**Problem to work on**. Reproduce the rows below as a numbered list, from the line with "Localize 6 of" up to and including the line with "data-label: 4% xyxy=(438,132,477,161)", omitting any blank lines.

────────────────────

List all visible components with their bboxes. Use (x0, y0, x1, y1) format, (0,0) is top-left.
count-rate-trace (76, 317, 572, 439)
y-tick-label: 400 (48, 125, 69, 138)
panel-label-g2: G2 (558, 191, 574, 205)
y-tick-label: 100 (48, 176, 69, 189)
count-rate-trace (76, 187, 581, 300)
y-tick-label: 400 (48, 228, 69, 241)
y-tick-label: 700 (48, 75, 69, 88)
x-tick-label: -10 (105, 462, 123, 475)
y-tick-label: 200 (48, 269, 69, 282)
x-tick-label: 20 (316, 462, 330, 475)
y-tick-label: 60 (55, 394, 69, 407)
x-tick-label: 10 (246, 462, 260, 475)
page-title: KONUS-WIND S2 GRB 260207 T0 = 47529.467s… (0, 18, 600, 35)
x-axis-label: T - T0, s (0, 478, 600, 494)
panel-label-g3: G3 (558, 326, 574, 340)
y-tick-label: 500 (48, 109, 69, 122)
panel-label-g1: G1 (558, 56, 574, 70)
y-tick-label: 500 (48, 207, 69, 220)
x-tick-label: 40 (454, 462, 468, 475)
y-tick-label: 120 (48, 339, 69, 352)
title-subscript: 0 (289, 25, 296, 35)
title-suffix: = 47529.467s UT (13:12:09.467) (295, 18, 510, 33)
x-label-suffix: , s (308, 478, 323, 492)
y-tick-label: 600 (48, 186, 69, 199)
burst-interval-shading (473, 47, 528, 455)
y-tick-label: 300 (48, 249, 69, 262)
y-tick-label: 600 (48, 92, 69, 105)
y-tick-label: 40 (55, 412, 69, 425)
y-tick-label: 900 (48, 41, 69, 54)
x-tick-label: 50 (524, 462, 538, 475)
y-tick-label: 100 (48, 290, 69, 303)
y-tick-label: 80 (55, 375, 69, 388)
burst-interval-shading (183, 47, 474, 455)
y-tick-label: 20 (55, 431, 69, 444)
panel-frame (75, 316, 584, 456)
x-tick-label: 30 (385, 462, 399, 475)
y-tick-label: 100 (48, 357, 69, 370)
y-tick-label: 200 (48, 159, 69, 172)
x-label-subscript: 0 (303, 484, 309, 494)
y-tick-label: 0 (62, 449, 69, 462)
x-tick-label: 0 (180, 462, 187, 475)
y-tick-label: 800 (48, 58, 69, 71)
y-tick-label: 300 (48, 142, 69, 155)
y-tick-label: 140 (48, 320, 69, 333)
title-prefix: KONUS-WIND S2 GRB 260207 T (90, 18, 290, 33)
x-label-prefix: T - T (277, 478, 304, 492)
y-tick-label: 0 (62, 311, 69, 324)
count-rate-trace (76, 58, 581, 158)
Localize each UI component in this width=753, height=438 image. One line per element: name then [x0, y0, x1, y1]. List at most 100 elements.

────────────────────

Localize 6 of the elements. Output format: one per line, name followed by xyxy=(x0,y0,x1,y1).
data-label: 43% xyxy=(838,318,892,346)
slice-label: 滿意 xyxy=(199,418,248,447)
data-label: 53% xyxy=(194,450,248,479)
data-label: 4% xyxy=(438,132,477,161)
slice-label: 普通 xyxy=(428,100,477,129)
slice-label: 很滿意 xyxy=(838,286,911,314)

────────────────────

**Right answer**.
1. Localize 6 of the elements. Output format: one per line, name followed by xyxy=(x0,y0,x1,y1).
2. data-label: 43% xyxy=(838,318,892,346)
3. slice-label: 滿意 xyxy=(199,418,248,447)
4. data-label: 53% xyxy=(194,450,248,479)
5. data-label: 4% xyxy=(438,132,477,161)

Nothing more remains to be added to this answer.